> **DATA PROVIDED**
________________________
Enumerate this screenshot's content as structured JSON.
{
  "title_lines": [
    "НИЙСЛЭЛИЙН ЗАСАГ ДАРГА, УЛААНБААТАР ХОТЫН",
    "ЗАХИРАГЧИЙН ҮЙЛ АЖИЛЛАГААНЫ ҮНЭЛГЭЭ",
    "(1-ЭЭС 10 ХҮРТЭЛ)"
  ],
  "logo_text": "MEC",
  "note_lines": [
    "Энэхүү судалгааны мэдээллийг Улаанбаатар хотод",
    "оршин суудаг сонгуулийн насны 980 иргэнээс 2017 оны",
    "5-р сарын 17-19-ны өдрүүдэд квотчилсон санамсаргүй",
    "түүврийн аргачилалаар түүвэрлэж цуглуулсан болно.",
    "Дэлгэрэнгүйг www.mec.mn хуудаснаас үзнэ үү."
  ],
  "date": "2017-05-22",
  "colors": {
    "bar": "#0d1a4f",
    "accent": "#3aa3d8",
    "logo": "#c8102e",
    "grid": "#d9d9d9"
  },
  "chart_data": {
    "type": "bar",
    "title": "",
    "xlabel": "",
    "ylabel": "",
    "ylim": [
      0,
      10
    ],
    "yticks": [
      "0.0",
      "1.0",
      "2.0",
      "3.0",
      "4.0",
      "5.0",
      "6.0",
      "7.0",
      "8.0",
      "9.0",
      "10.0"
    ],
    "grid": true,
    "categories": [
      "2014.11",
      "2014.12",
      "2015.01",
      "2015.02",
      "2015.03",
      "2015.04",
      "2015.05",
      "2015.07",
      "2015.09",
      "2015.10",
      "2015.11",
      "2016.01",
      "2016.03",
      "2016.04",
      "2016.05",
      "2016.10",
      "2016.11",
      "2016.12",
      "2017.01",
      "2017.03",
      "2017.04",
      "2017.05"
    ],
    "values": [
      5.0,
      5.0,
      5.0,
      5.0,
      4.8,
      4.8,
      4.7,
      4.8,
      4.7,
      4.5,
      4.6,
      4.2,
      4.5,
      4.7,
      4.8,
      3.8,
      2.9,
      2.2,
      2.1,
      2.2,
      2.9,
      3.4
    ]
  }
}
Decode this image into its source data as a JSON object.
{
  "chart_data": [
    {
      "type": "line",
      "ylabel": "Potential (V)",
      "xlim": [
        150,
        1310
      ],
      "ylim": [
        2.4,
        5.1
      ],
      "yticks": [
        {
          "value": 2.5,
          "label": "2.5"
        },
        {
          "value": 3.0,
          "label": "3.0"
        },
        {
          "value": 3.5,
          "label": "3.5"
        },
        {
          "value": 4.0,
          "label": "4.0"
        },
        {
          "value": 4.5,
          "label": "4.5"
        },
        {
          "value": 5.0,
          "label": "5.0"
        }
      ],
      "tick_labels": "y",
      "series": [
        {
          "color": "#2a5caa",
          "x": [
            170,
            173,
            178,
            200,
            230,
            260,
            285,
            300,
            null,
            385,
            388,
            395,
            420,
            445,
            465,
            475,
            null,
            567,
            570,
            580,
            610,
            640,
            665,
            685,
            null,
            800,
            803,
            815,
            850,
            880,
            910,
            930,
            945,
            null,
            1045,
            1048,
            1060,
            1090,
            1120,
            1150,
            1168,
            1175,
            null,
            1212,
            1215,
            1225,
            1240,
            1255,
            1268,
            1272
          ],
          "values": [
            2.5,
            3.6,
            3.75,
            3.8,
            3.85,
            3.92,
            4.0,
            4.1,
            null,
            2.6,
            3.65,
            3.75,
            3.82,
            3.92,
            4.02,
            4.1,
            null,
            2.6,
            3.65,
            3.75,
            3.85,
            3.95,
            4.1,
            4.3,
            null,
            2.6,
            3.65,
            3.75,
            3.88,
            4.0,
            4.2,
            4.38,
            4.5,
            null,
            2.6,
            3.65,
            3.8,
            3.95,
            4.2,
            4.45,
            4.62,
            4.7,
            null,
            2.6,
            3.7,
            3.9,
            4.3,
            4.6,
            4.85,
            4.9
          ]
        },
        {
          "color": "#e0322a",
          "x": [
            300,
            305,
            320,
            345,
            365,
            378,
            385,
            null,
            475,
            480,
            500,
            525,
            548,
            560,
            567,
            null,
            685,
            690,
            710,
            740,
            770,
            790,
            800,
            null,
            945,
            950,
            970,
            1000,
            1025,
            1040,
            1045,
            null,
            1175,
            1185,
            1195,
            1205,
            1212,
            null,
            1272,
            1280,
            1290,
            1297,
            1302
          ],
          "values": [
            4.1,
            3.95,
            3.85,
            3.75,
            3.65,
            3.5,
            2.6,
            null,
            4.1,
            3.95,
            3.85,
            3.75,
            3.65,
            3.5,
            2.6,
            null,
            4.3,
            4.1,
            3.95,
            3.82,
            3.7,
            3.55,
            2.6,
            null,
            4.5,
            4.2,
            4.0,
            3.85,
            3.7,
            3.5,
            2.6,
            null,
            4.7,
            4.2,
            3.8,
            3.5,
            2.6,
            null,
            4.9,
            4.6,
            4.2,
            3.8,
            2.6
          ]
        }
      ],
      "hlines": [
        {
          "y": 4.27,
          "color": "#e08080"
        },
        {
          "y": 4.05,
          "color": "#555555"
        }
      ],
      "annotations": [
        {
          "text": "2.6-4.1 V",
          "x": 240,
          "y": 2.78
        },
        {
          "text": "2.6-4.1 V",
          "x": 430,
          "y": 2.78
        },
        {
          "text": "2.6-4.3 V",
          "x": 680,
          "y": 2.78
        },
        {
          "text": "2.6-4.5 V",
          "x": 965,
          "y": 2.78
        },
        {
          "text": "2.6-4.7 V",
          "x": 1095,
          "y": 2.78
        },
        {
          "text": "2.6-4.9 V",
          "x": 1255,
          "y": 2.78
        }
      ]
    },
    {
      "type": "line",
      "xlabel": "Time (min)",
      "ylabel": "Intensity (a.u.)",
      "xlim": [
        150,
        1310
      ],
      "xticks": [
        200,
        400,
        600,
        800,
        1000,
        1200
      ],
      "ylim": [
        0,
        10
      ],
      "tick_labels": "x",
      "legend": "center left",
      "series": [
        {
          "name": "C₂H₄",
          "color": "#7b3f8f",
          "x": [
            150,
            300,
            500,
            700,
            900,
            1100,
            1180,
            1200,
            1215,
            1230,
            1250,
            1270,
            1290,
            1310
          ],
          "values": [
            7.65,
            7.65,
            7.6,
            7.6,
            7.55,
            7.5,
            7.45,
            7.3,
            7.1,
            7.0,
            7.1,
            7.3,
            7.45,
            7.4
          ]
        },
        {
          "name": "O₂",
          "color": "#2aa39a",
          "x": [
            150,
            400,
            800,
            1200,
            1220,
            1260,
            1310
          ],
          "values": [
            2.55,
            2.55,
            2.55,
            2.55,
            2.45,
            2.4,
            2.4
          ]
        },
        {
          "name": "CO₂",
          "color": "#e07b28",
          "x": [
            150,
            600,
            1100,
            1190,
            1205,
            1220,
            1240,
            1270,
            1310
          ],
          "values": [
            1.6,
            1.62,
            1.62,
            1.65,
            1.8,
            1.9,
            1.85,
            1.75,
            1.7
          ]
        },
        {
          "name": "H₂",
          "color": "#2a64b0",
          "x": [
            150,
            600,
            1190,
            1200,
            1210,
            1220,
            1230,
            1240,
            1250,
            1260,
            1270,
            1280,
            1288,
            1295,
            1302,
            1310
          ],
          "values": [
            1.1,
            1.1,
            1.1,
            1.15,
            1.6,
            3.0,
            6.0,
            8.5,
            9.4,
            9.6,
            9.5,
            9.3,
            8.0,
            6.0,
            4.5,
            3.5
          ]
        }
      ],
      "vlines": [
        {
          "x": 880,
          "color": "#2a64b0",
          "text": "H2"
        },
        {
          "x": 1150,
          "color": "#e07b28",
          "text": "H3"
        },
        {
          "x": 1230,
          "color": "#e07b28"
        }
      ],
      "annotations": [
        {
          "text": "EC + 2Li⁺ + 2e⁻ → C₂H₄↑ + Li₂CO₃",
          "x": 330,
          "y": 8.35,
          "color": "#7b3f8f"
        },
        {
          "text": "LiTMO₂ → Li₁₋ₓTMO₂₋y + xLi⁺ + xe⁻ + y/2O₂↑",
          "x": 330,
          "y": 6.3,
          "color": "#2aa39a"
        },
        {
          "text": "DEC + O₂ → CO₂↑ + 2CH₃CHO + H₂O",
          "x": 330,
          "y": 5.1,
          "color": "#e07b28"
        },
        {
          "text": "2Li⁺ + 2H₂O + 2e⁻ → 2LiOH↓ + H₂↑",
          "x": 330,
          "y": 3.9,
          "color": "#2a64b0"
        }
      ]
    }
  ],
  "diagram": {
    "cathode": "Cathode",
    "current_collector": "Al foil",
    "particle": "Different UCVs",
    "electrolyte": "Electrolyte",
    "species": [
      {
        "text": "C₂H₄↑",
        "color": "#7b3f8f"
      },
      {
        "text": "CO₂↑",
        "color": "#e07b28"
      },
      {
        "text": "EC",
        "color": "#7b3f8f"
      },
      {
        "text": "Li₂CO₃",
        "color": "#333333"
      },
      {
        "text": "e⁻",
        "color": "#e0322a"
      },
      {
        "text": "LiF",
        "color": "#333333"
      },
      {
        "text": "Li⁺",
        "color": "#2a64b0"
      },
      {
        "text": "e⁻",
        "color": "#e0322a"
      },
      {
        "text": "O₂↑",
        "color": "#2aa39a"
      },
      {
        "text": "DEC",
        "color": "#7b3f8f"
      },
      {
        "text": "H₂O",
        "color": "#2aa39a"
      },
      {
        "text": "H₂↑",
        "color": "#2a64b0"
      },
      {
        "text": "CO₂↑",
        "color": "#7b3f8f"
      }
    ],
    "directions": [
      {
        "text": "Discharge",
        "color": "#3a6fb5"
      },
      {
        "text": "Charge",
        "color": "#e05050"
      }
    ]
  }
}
________________________
Every line holding "ylabel" should be copied out.

    "ylabel": "",
      "ylabel": "Potential (V)",
      "ylabel": "Intensity (a.u.)",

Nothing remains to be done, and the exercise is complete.